» **STATED TASK**
Copy the data below exactly, omitting any picture it contains.
═══ DATA EXTRACT ═══
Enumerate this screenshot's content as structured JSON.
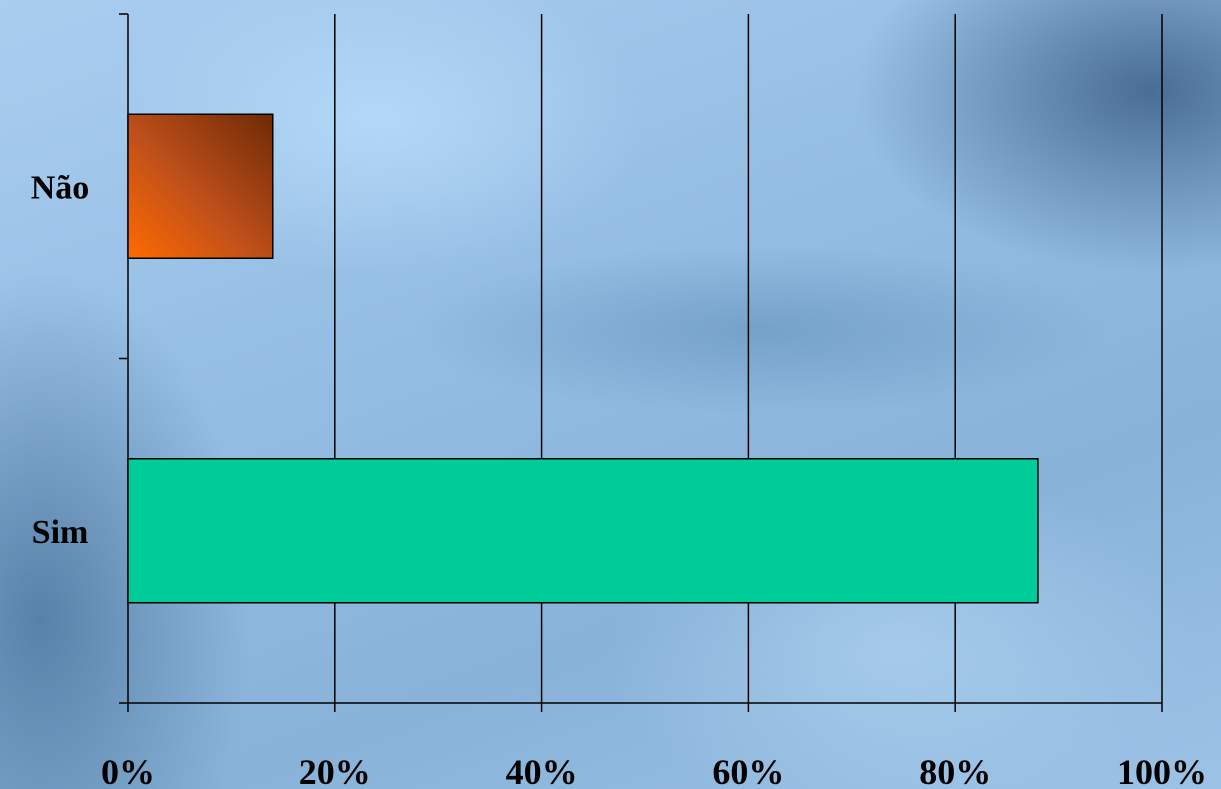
{
  "chart_data": {
    "type": "bar",
    "orientation": "horizontal",
    "categories": [
      "Não",
      "Sim"
    ],
    "values": [
      14,
      88
    ],
    "bar_colors": [
      "#c8501a",
      "#00cc99"
    ],
    "xlim": [
      0,
      100
    ],
    "x_ticks": [
      "0%",
      "20%",
      "40%",
      "60%",
      "80%",
      "100%"
    ],
    "grid": "vertical",
    "legend": "none"
  }
}
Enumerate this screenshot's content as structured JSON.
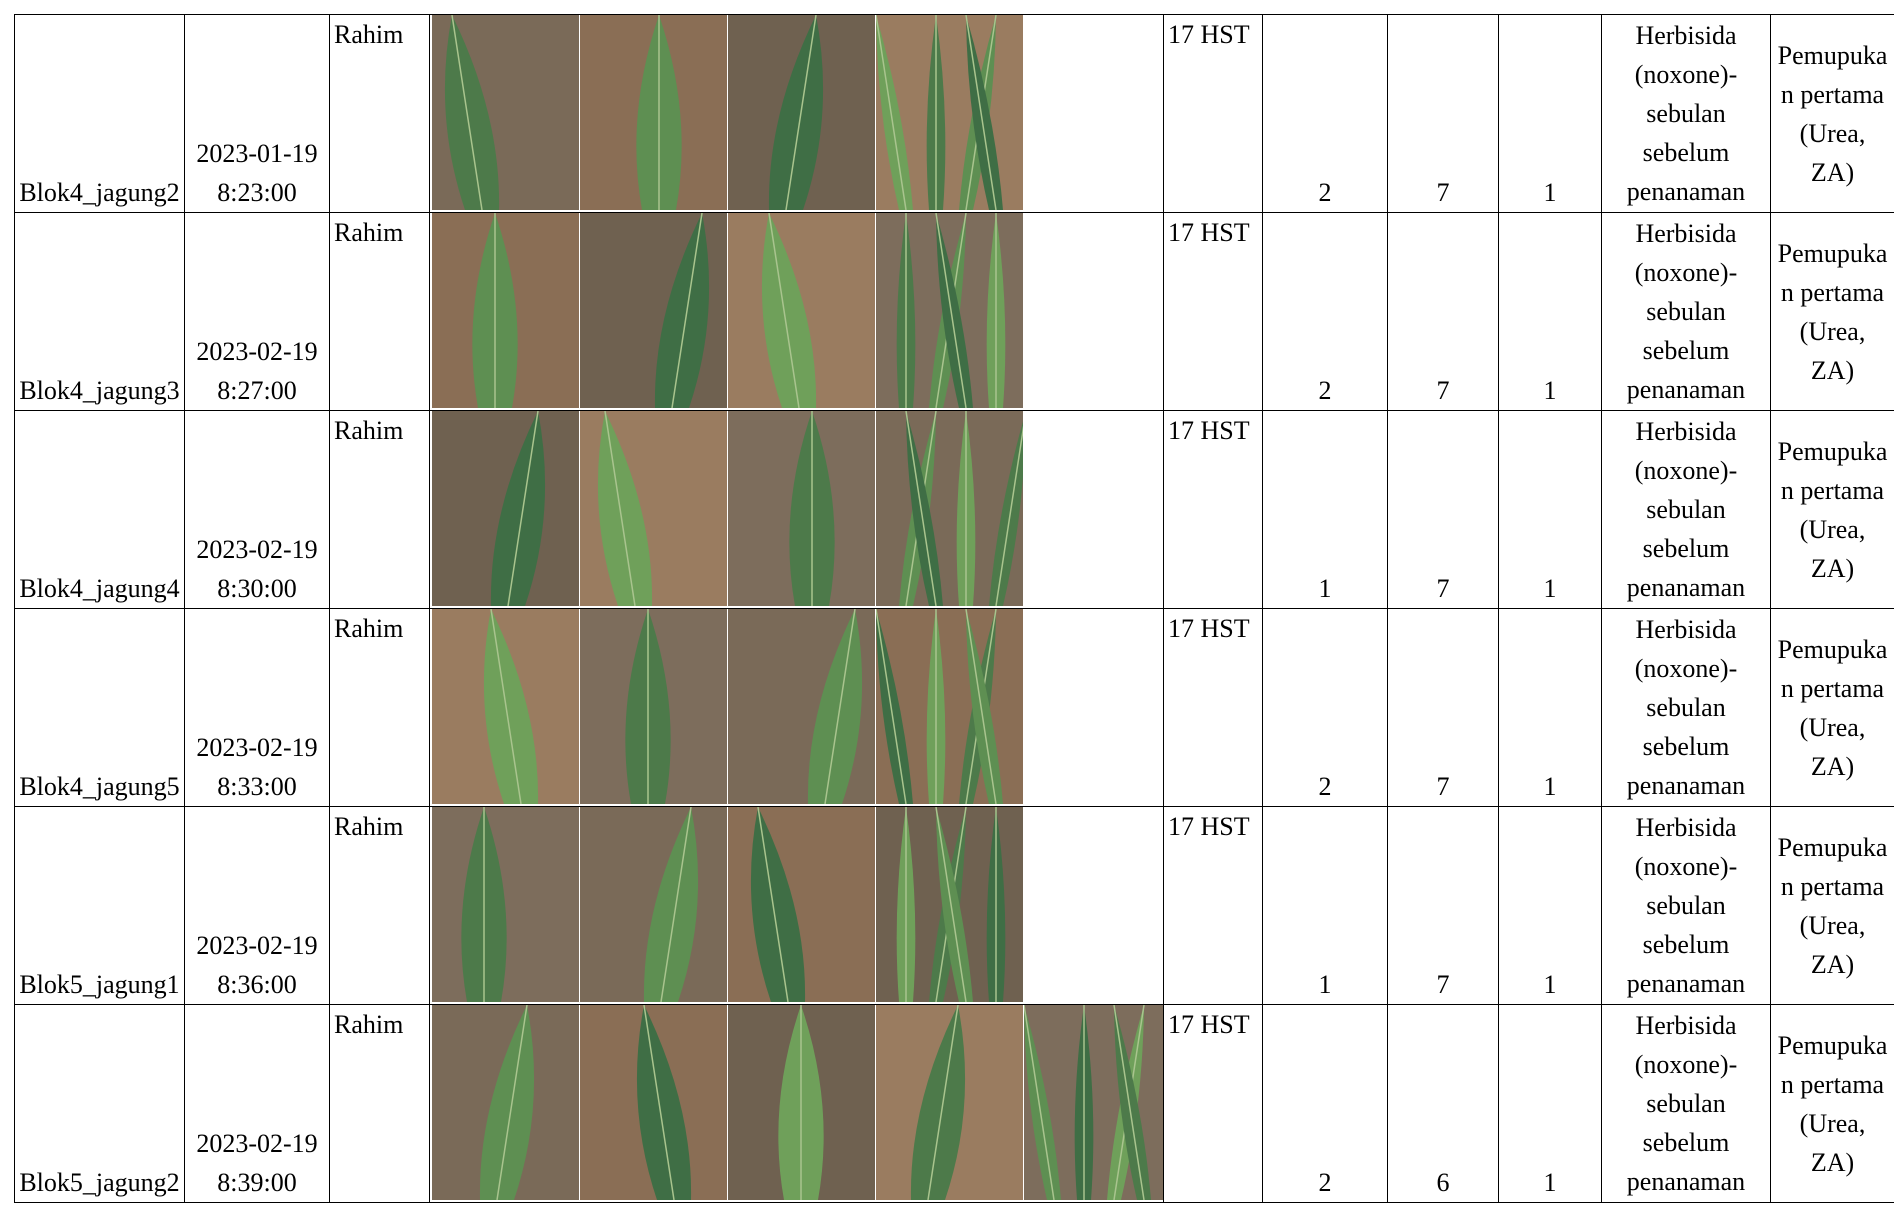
{
  "table": {
    "rows": [
      [
        "Blok4_jagung2",
        "2023-01-19 8:23:00",
        "Rahim",
        "17 HST",
        "2",
        "7",
        "1",
        "Herbisida (noxone)-sebulan sebelum penanaman",
        "Pemupukan pertama (Urea, ZA)"
      ],
      [
        "Blok4_jagung3",
        "2023-02-19 8:27:00",
        "Rahim",
        "17 HST",
        "2",
        "7",
        "1",
        "Herbisida (noxone)-sebulan sebelum penanaman",
        "Pemupukan pertama (Urea, ZA)"
      ],
      [
        "Blok4_jagung4",
        "2023-02-19 8:30:00",
        "Rahim",
        "17 HST",
        "1",
        "7",
        "1",
        "Herbisida (noxone)-sebulan sebelum penanaman",
        "Pemupukan pertama (Urea, ZA)"
      ],
      [
        "Blok4_jagung5",
        "2023-02-19 8:33:00",
        "Rahim",
        "17 HST",
        "2",
        "7",
        "1",
        "Herbisida (noxone)-sebulan sebelum penanaman",
        "Pemupukan pertama (Urea, ZA)"
      ],
      [
        "Blok5_jagung1",
        "2023-02-19 8:36:00",
        "Rahim",
        "17 HST",
        "1",
        "7",
        "1",
        "Herbisida (noxone)-sebulan sebelum penanaman",
        "Pemupukan pertama (Urea, ZA)"
      ],
      [
        "Blok5_jagung2",
        "2023-02-19 8:39:00",
        "Rahim",
        "17 HST",
        "2",
        "6",
        "1",
        "Herbisida (noxone)-sebulan sebelum penanaman",
        "Pemupukan pertama (Urea, ZA)"
      ]
    ]
  }
}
═══
» **SOLUTION TO THE EXERCISE**
Enumerate this screenshot's content as structured JSON.
{
  "chart_data": {
    "type": "bar",
    "orientation": "horizontal",
    "categories": [
      "Não",
      "Sim"
    ],
    "values": [
      14,
      88
    ],
    "bar_colors": [
      "#c8501a",
      "#00cc99"
    ],
    "xlim": [
      0,
      100
    ],
    "x_ticks": [
      "0%",
      "20%",
      "40%",
      "60%",
      "80%",
      "100%"
    ],
    "grid": "vertical",
    "legend": "none"
  }
}
Enumerate this screenshot's content as structured JSON.
{
  "table": {
    "rows": [
      [
        "Blok4_jagung2",
        "2023-01-19 8:23:00",
        "Rahim",
        "17 HST",
        "2",
        "7",
        "1",
        "Herbisida (noxone)-sebulan sebelum penanaman",
        "Pemupukan pertama (Urea, ZA)"
      ],
      [
        "Blok4_jagung3",
        "2023-02-19 8:27:00",
        "Rahim",
        "17 HST",
        "2",
        "7",
        "1",
        "Herbisida (noxone)-sebulan sebelum penanaman",
        "Pemupukan pertama (Urea, ZA)"
      ],
      [
        "Blok4_jagung4",
        "2023-02-19 8:30:00",
        "Rahim",
        "17 HST",
        "1",
        "7",
        "1",
        "Herbisida (noxone)-sebulan sebelum penanaman",
        "Pemupukan pertama (Urea, ZA)"
      ],
      [
        "Blok4_jagung5",
        "2023-02-19 8:33:00",
        "Rahim",
        "17 HST",
        "2",
        "7",
        "1",
        "Herbisida (noxone)-sebulan sebelum penanaman",
        "Pemupukan pertama (Urea, ZA)"
      ],
      [
        "Blok5_jagung1",
        "2023-02-19 8:36:00",
        "Rahim",
        "17 HST",
        "1",
        "7",
        "1",
        "Herbisida (noxone)-sebulan sebelum penanaman",
        "Pemupukan pertama (Urea, ZA)"
      ],
      [
        "Blok5_jagung2",
        "2023-02-19 8:39:00",
        "Rahim",
        "17 HST",
        "2",
        "6",
        "1",
        "Herbisida (noxone)-sebulan sebelum penanaman",
        "Pemupukan pertama (Urea, ZA)"
      ]
    ]
  }
}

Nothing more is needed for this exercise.